Collected data:

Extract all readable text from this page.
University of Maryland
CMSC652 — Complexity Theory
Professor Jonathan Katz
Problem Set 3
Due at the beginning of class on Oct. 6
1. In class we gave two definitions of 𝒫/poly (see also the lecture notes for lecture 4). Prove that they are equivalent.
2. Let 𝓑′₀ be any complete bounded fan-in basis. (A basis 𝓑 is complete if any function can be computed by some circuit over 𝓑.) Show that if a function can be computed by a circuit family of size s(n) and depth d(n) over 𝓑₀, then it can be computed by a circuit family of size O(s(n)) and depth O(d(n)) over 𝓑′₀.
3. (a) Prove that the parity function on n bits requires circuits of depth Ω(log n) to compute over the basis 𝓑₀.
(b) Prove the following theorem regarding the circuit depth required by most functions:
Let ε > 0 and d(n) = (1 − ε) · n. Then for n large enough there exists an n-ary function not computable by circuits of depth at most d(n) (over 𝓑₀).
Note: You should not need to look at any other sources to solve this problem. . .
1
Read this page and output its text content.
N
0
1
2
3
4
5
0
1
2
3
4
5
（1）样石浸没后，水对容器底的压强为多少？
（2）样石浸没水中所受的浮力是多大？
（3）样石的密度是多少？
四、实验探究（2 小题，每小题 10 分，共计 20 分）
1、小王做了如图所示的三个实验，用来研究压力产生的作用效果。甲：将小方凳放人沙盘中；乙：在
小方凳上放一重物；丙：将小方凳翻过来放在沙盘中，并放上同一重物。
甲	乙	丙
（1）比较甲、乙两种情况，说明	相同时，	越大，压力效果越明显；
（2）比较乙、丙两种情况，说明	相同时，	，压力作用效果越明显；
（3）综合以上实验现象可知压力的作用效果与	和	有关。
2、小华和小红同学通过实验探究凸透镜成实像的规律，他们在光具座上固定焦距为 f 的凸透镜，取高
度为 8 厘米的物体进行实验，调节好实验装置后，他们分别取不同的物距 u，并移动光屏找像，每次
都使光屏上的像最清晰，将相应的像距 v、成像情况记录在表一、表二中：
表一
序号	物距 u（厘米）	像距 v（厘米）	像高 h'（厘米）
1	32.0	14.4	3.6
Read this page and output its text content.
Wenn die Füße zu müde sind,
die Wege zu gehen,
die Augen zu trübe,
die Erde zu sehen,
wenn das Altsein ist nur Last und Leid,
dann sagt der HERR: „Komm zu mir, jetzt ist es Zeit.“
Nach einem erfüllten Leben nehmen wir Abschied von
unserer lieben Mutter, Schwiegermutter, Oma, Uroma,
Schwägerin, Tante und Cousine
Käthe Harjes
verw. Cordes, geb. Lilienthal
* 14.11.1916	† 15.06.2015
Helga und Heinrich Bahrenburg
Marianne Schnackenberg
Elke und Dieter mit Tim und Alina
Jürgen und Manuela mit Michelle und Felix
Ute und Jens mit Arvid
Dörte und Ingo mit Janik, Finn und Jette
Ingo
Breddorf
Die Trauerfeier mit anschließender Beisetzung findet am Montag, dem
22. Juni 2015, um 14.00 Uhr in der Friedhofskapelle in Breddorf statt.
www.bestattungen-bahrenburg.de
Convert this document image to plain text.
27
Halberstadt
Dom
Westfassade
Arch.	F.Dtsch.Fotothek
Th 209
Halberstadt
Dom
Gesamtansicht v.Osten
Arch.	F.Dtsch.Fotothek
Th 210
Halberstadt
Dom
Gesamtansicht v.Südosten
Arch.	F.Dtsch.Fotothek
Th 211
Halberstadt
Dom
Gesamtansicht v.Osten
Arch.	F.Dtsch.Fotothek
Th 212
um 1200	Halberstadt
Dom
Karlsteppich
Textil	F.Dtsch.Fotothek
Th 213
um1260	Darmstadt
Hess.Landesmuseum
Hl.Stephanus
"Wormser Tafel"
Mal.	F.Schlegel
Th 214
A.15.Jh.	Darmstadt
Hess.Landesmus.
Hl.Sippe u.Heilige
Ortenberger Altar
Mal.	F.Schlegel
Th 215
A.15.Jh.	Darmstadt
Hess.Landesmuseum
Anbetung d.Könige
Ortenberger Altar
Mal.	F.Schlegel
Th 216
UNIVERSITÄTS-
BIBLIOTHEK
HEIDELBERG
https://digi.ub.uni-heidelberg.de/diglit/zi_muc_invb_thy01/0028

Problem to work on: Output the lines from the line containing "Convert this document image to plain text." to the end, both included; add nothing.

Task output:
Convert this document image to plain text.
27
Halberstadt
Dom
Westfassade
Arch.	F.Dtsch.Fotothek
Th 209
Halberstadt
Dom
Gesamtansicht v.Osten
Arch.	F.Dtsch.Fotothek
Th 210
Halberstadt
Dom
Gesamtansicht v.Südosten
Arch.	F.Dtsch.Fotothek
Th 211
Halberstadt
Dom
Gesamtansicht v.Osten
Arch.	F.Dtsch.Fotothek
Th 212
um 1200	Halberstadt
Dom
Karlsteppich
Textil	F.Dtsch.Fotothek
Th 213
um1260	Darmstadt
Hess.Landesmuseum
Hl.Stephanus
"Wormser Tafel"
Mal.	F.Schlegel
Th 214
A.15.Jh.	Darmstadt
Hess.Landesmus.
Hl.Sippe u.Heilige
Ortenberger Altar
Mal.	F.Schlegel
Th 215
A.15.Jh.	Darmstadt
Hess.Landesmuseum
Anbetung d.Könige
Ortenberger Altar
Mal.	F.Schlegel
Th 216
UNIVERSITÄTS-
BIBLIOTHEK
HEIDELBERG
https://digi.ub.uni-heidelberg.de/diglit/zi_muc_invb_thy01/0028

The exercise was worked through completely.